- **What needs to be done**: Work out how many lines of the listing hold the string "reviews". Answer with that number alone.

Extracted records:
————————

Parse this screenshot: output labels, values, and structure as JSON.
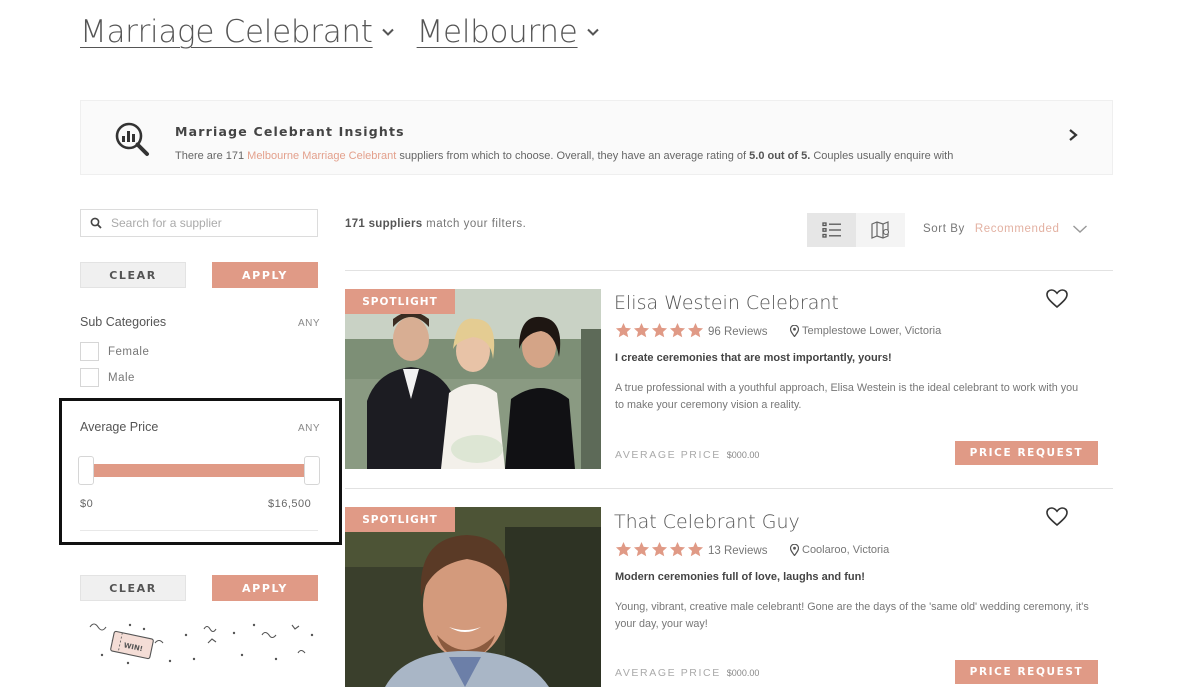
{
  "breadcrumb": {
    "category": "Marriage Celebrant",
    "location": "Melbourne"
  },
  "insights": {
    "title": "Marriage Celebrant Insights",
    "desc_before": "There are 171 ",
    "desc_link": "Melbourne Marriage Celebrant",
    "desc_middle": " suppliers from which to choose. Overall, they have an average rating of ",
    "desc_rating": "5.0 out of 5.",
    "desc_after": " Couples usually enquire with"
  },
  "sidebar": {
    "search_placeholder": "Search for a supplier",
    "clear_label": "CLEAR",
    "apply_label": "APPLY",
    "subcategories": {
      "label": "Sub Categories",
      "any": "ANY",
      "options": [
        "Female",
        "Male"
      ]
    },
    "average_price": {
      "label": "Average Price",
      "any": "ANY",
      "min_label": "$0",
      "max_label": "$16,500",
      "range_selected": [
        0,
        1
      ]
    },
    "promo_text": "WIN!"
  },
  "results": {
    "count_number": "171 suppliers",
    "count_text": " match your filters.",
    "sort_label": "Sort By",
    "sort_value": "Recommended",
    "view_modes": [
      "list",
      "map"
    ],
    "active_view": "list",
    "accent_color": "#e09a86",
    "star_color": "#e09a86",
    "cards": [
      {
        "badge": "SPOTLIGHT",
        "name": "Elisa Westein Celebrant",
        "rating": 5,
        "reviews": "96 Reviews",
        "location": "Templestowe Lower, Victoria",
        "tagline": "I create ceremonies that are most importantly, yours!",
        "description": "A true professional with a youthful approach, Elisa Westein is the ideal celebrant to work with you to make your ceremony vision a reality.",
        "avg_label": "AVERAGE PRICE",
        "avg_amount": "$000.00",
        "cta": "PRICE REQUEST"
      },
      {
        "badge": "SPOTLIGHT",
        "name": "That Celebrant Guy",
        "rating": 5,
        "reviews": "13 Reviews",
        "location": "Coolaroo, Victoria",
        "tagline": "Modern ceremonies full of love, laughs and fun!",
        "description": "Young, vibrant, creative male celebrant! Gone are the days of the 'same old' wedding ceremony, it's your day, your way!",
        "avg_label": "AVERAGE PRICE",
        "avg_amount": "$000.00",
        "cta": "PRICE REQUEST"
      }
    ]
  }
}
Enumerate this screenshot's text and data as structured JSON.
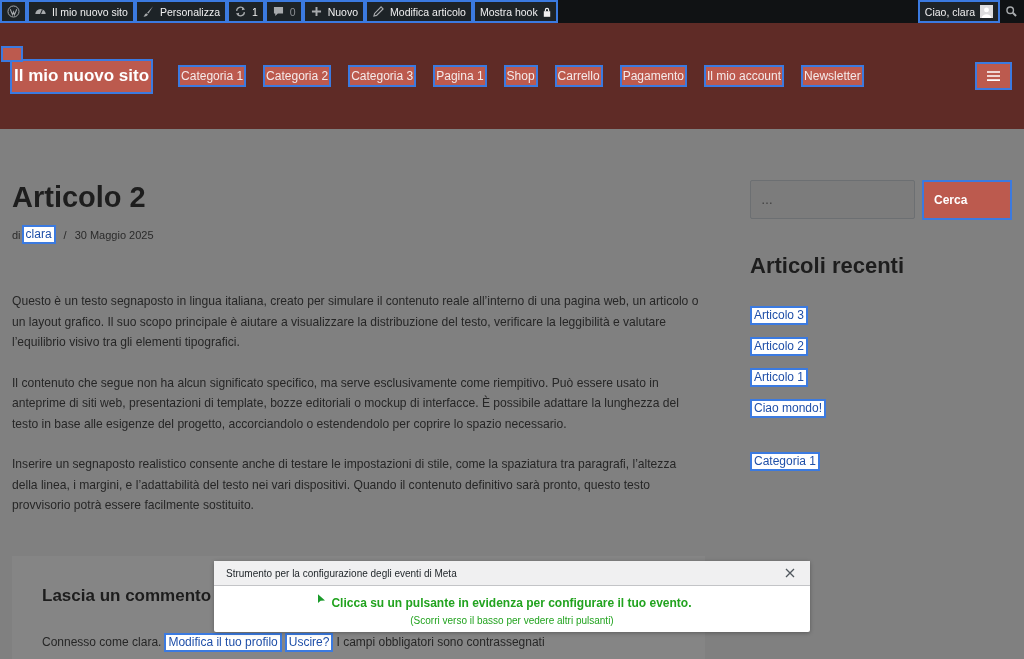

————————

- **Written response**: 2